*Aim*
Below are some entries; can you quote all of them exactly?

*Dataset rows*
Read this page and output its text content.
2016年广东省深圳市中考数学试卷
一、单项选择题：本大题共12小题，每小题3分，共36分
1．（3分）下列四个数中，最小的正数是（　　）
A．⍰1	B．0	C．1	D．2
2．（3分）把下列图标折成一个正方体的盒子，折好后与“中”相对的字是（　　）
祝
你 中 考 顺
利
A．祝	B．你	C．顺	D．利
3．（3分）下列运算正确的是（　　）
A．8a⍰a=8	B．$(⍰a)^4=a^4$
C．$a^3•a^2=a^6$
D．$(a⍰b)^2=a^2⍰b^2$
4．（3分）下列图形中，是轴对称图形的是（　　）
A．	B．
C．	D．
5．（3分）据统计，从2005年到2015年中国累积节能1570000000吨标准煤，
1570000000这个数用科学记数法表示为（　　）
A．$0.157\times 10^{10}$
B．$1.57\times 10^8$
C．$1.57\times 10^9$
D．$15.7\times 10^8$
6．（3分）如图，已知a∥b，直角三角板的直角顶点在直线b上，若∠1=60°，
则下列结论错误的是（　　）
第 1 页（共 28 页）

*Answer to the task*
Read this page and output its text content.
2016年广东省深圳市中考数学试卷
一、单项选择题：本大题共12小题，每小题3分，共36分
1．（3分）下列四个数中，最小的正数是（　　）
A．⍰1	B．0	C．1	D．2
2．（3分）把下列图标折成一个正方体的盒子，折好后与“中”相对的字是（　　）
祝
你 中 考 顺
利
A．祝	B．你	C．顺	D．利
3．（3分）下列运算正确的是（　　）
A．8a⍰a=8	B．$(⍰a)^4=a^4$
C．$a^3•a^2=a^6$
D．$(a⍰b)^2=a^2⍰b^2$
4．（3分）下列图形中，是轴对称图形的是（　　）
A．	B．
C．	D．
5．（3分）据统计，从2005年到2015年中国累积节能1570000000吨标准煤，
1570000000这个数用科学记数法表示为（　　）
A．$0.157\times 10^{10}$
B．$1.57\times 10^8$
C．$1.57\times 10^9$
D．$15.7\times 10^8$
6．（3分）如图，已知a∥b，直角三角板的直角顶点在直线b上，若∠1=60°，
则下列结论错误的是（　　）
第 1 页（共 28 页）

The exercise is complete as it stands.